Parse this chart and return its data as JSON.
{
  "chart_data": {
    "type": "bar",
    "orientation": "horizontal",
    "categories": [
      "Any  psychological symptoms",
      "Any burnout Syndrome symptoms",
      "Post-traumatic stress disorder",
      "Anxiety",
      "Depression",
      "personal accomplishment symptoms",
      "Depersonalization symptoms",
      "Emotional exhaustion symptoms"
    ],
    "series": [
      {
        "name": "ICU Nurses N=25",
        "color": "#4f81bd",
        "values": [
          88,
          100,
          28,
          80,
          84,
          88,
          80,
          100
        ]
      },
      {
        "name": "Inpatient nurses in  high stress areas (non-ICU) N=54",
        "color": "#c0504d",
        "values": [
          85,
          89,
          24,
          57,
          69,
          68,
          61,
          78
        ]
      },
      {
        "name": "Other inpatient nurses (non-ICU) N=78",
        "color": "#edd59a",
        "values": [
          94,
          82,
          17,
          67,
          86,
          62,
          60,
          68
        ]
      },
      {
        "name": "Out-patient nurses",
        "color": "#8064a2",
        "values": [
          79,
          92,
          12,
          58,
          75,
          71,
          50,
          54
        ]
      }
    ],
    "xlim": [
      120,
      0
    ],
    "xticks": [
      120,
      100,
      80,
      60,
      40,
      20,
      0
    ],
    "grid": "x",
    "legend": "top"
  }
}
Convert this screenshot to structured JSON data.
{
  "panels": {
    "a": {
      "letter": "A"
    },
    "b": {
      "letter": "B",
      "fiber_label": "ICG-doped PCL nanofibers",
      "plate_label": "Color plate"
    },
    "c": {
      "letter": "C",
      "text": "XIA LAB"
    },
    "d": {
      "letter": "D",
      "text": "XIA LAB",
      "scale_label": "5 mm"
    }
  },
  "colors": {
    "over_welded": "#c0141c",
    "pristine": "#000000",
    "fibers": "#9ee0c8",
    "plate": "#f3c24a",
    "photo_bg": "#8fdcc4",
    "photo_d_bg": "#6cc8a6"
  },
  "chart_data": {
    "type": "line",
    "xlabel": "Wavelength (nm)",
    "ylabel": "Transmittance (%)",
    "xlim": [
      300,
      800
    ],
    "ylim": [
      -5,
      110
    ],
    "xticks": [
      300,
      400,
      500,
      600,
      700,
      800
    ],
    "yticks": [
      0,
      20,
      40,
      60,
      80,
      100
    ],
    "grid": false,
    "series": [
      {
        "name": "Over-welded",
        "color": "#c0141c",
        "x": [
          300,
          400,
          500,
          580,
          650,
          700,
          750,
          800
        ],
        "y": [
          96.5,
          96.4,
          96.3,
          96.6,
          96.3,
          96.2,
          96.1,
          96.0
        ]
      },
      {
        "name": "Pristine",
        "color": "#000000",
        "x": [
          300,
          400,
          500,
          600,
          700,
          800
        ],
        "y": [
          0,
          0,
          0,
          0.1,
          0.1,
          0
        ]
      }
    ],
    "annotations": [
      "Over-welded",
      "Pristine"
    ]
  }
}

- _EXERCISE REQUIREMENTS_:
Lines holding the word "plate" in the entries above are the ones to pull out. Copy them all.

- _ANSWER TO THIS TASK_:
      "plate_label": "Color plate"
    "plate": "#f3c24a",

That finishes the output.